**Job:**
Could you copy every line from the material below in which "miedo" appears?

** START **

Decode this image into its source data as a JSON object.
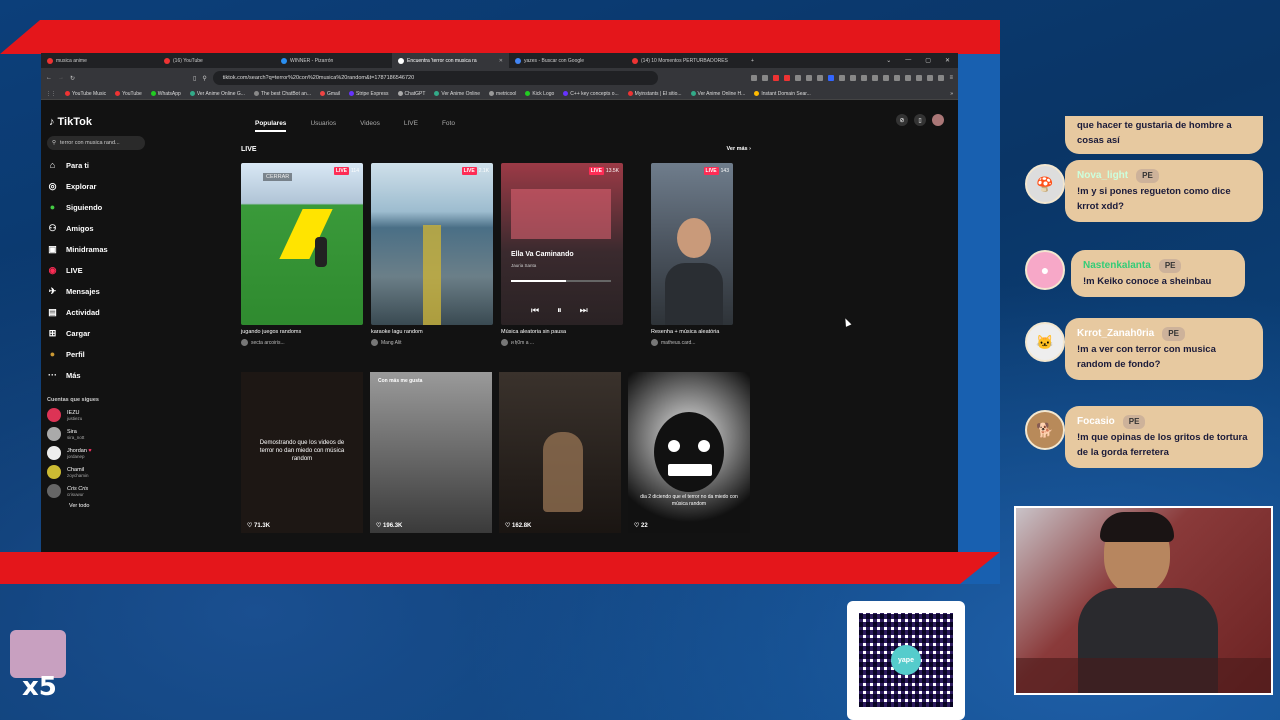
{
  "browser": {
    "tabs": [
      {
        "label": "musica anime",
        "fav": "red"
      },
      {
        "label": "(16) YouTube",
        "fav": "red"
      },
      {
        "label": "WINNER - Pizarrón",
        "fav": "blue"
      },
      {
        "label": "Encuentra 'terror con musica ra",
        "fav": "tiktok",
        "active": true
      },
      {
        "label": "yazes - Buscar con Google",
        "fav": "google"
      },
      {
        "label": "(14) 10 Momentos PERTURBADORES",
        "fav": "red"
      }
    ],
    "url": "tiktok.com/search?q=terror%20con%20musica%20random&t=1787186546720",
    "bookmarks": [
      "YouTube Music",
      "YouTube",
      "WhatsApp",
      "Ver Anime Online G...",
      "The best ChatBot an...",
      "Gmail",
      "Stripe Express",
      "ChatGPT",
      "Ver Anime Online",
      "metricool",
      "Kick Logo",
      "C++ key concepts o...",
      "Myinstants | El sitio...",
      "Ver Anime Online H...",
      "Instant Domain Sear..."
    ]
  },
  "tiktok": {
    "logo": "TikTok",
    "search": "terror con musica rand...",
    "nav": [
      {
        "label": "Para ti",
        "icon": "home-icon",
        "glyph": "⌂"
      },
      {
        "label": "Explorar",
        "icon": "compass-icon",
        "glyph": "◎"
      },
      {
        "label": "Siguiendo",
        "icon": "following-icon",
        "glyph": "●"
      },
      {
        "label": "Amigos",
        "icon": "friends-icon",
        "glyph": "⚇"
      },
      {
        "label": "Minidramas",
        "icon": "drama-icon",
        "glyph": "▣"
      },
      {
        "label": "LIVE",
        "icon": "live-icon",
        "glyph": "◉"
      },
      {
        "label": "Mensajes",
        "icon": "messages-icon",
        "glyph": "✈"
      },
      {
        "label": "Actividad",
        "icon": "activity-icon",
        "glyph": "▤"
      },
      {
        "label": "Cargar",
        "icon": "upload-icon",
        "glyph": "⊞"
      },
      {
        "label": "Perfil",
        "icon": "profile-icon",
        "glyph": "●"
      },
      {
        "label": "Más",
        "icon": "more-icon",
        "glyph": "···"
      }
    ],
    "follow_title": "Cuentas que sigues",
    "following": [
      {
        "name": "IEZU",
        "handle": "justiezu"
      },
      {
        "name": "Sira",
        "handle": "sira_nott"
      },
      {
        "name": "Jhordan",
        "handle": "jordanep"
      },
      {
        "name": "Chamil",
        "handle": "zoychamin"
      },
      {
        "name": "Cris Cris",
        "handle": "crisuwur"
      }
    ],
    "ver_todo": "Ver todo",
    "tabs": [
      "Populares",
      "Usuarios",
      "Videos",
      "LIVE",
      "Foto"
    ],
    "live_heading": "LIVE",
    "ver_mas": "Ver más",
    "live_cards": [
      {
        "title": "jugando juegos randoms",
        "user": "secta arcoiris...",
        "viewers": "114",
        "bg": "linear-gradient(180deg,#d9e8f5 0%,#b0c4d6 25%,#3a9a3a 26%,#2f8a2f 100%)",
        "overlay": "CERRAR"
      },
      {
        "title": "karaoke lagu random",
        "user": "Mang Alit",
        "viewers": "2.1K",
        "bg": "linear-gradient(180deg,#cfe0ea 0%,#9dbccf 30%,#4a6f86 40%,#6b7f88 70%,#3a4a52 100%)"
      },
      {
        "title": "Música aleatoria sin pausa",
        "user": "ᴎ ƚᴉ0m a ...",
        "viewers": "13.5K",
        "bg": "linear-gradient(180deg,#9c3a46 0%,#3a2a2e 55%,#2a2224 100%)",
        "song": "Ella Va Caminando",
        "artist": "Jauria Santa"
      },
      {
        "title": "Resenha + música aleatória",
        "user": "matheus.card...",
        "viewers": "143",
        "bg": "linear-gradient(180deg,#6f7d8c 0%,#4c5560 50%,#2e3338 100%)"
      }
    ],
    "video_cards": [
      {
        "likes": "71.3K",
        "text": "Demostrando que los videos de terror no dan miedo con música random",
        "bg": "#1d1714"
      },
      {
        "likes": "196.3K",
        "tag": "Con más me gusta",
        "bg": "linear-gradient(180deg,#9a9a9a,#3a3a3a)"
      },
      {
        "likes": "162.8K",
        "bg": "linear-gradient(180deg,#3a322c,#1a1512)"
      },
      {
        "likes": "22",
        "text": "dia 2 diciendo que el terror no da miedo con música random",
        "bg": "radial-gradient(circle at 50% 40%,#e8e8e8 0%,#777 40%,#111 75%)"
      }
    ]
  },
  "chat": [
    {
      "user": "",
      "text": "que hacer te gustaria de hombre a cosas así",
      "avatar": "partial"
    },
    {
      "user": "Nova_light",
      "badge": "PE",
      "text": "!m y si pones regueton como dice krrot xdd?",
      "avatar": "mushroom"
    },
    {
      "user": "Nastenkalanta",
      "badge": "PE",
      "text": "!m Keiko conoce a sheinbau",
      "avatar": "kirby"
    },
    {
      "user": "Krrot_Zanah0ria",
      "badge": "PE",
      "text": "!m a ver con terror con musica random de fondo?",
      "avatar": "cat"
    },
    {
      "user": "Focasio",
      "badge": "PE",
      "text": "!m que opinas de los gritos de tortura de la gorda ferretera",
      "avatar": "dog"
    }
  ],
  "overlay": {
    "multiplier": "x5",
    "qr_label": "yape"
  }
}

** END **
** START **

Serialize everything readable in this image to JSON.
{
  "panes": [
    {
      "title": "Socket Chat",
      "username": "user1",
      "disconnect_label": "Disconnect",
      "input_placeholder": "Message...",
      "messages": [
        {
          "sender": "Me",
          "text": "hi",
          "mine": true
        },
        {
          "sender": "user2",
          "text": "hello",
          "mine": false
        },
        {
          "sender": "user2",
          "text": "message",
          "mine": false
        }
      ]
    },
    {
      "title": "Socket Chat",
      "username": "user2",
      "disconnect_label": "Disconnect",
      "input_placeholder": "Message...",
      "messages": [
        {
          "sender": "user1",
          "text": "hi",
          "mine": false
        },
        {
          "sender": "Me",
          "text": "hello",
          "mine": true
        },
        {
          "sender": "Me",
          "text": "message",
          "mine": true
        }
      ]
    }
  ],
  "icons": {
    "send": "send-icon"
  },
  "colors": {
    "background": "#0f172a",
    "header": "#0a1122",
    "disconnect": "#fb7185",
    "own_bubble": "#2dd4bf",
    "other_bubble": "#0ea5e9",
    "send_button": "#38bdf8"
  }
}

** END **
** START **

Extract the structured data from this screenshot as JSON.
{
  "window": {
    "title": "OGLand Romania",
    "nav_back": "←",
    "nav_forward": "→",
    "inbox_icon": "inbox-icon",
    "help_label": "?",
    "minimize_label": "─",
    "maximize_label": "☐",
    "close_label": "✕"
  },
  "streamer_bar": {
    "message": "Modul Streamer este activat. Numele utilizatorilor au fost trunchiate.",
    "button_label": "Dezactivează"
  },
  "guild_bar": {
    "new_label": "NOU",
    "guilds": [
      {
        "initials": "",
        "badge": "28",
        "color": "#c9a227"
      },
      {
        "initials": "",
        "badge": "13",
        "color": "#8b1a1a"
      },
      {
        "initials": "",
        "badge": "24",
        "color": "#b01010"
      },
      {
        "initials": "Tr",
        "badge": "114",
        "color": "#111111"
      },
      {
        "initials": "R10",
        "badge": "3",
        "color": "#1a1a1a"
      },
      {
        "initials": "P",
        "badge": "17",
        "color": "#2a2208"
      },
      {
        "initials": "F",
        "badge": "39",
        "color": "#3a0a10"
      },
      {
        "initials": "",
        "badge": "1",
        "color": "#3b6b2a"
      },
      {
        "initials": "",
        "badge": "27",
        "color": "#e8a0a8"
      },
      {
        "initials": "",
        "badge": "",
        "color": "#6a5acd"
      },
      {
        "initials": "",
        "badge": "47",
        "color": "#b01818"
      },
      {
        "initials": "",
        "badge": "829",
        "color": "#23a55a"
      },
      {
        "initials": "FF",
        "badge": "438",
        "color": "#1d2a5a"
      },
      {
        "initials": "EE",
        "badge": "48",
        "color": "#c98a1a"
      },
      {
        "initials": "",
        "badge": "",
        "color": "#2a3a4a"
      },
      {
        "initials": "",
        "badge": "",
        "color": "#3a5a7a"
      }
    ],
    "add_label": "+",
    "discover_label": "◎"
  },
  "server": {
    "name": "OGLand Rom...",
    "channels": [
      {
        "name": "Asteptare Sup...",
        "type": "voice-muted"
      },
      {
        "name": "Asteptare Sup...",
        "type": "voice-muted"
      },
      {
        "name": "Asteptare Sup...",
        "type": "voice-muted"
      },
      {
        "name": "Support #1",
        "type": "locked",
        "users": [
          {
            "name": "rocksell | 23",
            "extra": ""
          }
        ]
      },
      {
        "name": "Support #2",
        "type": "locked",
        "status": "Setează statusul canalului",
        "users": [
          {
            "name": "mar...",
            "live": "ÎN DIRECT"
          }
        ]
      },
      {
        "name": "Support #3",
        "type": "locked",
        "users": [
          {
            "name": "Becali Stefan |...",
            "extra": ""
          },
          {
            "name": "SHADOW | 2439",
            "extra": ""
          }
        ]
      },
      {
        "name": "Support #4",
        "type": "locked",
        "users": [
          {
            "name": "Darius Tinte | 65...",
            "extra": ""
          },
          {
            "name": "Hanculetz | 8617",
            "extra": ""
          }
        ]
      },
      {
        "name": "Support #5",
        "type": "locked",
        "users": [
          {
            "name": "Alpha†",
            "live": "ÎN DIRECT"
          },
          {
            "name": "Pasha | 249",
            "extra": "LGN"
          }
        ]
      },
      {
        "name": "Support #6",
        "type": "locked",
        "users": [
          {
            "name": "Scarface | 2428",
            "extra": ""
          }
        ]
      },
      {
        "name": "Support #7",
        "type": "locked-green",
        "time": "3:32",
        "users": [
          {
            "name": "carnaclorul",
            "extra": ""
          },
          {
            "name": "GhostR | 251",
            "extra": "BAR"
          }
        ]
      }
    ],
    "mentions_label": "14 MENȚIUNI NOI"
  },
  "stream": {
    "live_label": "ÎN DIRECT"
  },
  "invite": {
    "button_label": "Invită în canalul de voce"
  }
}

** END **

**Solution for this problem:**
        "text": "Demostrando que los videos de terror no dan miedo con música random",
        "text": "dia 2 diciendo que el terror no da miedo con música random",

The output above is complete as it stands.